LISTED RECORDS:
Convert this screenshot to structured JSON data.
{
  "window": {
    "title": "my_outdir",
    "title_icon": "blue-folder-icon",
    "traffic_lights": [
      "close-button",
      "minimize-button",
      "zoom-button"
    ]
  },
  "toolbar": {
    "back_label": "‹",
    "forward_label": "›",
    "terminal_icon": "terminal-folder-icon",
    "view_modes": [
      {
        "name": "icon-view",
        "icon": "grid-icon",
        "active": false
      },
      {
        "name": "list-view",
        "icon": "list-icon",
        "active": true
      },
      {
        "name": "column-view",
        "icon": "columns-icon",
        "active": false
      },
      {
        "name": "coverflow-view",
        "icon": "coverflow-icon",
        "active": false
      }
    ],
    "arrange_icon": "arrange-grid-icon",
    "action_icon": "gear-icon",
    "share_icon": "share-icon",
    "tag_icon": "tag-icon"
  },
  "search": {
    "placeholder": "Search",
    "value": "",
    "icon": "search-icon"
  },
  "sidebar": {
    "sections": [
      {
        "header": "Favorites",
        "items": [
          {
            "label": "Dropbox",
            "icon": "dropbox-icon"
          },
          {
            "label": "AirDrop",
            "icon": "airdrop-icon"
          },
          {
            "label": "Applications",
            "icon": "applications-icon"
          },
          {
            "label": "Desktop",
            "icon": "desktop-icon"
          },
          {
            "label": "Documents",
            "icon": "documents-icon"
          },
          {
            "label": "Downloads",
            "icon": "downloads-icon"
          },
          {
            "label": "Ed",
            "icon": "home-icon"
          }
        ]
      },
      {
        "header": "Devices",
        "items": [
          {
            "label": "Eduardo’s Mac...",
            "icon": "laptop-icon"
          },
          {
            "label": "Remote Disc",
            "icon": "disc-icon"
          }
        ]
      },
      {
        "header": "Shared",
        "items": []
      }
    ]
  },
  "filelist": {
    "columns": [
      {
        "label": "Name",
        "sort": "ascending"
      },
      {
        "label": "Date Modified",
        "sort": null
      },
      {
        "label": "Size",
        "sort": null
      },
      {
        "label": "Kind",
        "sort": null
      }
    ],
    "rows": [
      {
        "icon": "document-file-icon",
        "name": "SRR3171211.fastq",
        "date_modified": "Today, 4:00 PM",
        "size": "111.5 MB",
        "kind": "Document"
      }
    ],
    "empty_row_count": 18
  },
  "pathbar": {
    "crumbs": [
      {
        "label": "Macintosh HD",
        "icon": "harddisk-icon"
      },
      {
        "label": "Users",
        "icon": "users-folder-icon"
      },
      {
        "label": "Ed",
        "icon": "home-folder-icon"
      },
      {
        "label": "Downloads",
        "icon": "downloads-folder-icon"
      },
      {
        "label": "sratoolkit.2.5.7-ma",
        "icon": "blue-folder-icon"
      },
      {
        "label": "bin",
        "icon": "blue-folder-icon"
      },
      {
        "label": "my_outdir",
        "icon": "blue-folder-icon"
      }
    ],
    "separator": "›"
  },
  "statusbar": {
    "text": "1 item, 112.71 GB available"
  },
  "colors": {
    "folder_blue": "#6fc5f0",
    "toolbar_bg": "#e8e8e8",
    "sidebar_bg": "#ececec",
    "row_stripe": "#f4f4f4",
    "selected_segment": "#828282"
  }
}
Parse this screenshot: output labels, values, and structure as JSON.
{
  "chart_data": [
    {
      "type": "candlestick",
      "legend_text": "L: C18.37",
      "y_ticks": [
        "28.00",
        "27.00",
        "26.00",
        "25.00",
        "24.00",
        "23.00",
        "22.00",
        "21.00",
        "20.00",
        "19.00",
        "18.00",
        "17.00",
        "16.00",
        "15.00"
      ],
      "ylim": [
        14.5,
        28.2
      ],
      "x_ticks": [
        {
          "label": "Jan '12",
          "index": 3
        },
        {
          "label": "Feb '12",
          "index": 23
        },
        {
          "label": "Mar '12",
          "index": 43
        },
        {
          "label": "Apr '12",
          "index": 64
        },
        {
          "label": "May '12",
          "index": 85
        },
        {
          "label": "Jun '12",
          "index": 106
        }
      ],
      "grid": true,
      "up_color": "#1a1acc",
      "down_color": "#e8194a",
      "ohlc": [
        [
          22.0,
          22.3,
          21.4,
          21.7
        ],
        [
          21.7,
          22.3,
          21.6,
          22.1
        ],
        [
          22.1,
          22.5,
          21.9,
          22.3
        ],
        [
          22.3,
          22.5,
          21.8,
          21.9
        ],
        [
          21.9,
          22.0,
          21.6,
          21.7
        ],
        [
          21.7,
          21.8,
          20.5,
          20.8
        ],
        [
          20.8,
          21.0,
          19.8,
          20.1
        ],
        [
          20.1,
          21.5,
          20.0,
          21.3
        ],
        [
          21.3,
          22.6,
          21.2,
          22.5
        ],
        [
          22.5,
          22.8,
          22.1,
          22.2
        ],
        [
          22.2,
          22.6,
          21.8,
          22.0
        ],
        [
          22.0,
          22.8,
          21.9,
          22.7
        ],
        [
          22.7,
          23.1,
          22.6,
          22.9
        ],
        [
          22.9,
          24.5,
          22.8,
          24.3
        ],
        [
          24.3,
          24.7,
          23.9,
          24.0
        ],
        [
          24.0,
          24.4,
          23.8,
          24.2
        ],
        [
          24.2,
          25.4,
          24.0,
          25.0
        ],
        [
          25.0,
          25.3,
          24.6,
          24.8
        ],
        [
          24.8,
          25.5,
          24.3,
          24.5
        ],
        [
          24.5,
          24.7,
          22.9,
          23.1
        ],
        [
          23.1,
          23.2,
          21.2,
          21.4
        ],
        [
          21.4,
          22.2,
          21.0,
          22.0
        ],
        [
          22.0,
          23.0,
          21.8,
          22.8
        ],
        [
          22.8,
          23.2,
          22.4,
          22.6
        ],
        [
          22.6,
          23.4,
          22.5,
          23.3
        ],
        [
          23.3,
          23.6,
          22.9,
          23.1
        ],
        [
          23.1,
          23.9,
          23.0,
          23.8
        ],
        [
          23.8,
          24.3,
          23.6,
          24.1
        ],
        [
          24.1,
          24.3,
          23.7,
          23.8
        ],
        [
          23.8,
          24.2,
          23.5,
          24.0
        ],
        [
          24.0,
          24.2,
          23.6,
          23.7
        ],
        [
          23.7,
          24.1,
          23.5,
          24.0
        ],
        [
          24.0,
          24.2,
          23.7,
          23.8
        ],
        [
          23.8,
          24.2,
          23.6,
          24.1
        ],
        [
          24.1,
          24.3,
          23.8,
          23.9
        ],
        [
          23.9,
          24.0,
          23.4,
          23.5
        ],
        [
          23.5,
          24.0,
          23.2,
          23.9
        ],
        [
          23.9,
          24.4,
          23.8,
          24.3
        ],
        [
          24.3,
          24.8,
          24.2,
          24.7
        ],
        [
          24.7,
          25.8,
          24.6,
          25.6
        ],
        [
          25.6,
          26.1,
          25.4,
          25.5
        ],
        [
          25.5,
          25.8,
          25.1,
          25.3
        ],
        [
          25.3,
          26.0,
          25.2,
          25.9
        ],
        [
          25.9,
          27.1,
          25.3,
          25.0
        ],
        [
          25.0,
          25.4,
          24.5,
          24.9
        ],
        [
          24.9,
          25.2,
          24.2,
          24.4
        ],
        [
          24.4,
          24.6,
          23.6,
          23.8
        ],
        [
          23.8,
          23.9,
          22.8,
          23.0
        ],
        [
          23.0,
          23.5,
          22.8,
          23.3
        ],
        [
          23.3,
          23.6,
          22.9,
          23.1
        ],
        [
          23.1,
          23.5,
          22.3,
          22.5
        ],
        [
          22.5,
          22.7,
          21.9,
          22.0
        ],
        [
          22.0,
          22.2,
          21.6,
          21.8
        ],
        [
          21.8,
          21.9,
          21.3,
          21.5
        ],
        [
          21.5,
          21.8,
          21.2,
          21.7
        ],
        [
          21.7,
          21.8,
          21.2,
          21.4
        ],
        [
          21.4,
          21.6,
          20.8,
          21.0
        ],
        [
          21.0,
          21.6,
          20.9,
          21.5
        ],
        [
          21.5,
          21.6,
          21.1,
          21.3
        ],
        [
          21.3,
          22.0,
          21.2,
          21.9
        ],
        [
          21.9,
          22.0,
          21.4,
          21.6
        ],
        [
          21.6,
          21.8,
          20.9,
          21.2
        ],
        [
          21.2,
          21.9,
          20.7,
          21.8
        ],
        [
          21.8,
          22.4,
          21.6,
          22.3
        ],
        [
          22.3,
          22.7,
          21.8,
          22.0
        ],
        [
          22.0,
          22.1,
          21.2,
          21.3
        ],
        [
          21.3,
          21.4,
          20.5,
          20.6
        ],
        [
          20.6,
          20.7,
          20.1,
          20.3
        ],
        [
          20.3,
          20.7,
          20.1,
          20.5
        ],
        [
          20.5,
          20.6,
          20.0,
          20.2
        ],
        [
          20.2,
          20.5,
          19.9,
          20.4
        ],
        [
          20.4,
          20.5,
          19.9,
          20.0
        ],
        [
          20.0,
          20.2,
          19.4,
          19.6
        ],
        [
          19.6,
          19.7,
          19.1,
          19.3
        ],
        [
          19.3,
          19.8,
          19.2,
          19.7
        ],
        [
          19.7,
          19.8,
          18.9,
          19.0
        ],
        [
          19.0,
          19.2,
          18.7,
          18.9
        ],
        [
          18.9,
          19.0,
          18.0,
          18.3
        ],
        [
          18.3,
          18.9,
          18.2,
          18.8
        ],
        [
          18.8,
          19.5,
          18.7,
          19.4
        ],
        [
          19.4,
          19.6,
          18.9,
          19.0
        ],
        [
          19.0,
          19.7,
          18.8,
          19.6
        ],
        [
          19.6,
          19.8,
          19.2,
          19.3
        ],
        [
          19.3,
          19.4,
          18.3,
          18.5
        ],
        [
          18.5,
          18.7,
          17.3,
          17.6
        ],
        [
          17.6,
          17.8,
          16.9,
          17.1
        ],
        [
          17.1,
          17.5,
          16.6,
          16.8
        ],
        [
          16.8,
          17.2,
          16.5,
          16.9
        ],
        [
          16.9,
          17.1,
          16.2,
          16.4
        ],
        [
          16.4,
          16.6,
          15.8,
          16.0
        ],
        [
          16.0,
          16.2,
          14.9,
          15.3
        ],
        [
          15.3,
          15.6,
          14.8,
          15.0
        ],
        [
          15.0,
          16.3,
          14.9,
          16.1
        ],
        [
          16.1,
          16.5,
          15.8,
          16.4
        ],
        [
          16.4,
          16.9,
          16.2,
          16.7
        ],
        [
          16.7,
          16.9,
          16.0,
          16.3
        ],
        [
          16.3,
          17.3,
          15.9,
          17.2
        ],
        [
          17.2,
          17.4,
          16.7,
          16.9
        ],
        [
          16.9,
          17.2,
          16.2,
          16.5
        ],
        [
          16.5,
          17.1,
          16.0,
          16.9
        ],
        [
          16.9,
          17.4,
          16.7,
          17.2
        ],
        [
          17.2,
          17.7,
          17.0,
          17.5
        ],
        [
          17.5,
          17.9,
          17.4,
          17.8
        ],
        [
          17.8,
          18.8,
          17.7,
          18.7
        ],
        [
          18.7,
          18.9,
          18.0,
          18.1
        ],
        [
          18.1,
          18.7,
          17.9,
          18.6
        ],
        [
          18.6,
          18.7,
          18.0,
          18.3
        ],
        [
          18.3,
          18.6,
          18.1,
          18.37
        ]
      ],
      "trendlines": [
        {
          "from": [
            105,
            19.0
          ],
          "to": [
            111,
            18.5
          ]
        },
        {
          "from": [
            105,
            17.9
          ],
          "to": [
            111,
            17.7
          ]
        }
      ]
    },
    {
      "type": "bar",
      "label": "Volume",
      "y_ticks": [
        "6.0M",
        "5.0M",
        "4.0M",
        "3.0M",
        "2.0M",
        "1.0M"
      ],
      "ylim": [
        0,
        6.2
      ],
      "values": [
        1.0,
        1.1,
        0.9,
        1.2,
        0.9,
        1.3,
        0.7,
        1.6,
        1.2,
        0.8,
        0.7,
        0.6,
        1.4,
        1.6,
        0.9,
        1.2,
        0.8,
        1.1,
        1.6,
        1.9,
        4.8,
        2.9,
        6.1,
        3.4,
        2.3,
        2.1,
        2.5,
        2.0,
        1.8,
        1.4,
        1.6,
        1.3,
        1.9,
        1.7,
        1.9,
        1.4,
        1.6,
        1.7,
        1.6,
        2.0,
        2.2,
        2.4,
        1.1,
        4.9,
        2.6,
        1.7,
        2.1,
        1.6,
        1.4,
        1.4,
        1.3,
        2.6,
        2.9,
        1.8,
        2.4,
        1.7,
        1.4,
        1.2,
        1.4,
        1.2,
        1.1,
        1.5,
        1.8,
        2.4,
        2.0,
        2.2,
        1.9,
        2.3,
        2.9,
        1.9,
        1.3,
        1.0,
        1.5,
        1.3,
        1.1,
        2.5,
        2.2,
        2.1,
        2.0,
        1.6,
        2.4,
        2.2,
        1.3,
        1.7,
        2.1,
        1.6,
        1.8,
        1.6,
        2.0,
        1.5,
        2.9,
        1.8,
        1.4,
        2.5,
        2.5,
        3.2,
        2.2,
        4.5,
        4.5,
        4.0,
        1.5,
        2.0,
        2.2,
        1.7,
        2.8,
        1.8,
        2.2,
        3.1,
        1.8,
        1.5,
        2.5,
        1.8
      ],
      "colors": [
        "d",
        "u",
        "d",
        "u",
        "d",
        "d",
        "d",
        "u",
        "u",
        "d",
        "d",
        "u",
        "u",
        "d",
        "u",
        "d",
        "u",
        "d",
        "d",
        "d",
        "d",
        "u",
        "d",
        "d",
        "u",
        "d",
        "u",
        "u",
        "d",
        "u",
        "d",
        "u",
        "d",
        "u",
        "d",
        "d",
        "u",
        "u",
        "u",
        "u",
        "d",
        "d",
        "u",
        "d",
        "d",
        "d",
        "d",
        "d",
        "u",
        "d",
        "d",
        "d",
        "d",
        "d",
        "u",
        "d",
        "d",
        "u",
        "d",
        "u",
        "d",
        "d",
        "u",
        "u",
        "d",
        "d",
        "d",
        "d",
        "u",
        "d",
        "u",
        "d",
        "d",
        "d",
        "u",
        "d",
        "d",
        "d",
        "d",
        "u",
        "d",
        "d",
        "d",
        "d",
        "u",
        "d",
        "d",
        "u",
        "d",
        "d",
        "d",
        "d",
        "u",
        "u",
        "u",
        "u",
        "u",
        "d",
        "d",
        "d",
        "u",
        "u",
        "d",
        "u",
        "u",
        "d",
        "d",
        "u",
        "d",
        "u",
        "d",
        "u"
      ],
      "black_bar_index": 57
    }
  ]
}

REQUIRED TASK:
Look above for lines with the word "this" and copy them all.

REPLY TO THE TASK:
Convert this screenshot to structured JSON data.
Parse this screenshot: output labels, values, and structure as JSON.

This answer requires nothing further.